Stored records:
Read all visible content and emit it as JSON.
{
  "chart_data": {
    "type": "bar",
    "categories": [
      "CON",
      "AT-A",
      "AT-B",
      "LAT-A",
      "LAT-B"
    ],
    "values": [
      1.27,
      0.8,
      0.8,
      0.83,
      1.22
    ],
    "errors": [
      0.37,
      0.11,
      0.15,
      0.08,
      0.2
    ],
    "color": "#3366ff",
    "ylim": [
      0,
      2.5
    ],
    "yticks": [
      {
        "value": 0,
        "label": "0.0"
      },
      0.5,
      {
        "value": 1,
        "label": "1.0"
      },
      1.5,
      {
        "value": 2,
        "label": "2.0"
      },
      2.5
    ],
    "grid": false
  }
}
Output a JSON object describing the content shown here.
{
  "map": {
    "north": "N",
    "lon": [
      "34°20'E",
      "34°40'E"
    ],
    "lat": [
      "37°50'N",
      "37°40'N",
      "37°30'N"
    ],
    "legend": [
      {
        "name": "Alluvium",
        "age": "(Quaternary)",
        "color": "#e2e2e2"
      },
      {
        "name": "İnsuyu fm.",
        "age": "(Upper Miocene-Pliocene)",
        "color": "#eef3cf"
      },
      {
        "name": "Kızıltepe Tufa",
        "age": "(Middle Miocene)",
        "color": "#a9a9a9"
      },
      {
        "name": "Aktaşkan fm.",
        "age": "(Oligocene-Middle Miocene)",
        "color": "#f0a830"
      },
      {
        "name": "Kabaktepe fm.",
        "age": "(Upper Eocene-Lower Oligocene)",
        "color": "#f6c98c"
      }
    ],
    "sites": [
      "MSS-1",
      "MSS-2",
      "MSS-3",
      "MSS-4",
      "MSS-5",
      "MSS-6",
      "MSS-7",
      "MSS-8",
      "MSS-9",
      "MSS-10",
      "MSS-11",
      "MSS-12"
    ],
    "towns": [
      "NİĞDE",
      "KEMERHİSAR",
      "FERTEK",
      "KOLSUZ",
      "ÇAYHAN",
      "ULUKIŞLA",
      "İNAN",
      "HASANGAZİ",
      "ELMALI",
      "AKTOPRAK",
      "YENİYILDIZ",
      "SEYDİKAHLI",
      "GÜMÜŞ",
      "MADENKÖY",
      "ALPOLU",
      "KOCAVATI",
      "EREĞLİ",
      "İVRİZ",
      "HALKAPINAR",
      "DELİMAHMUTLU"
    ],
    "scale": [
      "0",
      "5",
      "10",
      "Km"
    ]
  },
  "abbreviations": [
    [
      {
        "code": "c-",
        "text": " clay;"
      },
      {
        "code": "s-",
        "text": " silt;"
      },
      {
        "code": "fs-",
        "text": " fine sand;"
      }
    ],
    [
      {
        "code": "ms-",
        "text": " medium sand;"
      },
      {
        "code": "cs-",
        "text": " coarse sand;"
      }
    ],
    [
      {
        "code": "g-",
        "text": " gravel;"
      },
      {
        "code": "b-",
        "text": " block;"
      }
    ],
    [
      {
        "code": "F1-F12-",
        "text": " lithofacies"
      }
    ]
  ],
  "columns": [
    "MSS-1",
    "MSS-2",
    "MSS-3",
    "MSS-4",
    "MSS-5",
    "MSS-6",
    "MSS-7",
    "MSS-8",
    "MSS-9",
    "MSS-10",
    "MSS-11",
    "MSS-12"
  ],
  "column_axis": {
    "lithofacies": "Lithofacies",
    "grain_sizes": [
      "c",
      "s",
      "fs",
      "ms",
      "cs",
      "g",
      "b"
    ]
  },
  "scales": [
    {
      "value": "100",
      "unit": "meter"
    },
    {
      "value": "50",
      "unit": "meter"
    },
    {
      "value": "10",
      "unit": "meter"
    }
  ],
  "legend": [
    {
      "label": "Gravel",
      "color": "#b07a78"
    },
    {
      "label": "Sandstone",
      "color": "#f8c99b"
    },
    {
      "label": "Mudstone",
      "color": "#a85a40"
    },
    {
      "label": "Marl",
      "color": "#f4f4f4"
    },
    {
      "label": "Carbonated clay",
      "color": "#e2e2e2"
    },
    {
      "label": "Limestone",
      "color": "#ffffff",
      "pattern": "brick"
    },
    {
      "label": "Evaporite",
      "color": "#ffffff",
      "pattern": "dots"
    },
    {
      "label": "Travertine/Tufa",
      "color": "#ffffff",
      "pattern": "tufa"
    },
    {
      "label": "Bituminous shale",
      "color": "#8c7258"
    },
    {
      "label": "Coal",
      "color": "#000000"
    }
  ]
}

JOB:
What is the number of lines in the records above that include the word "text"? Reply with that number and nothing more.

RESULT FOR THIS EXERCISE:
8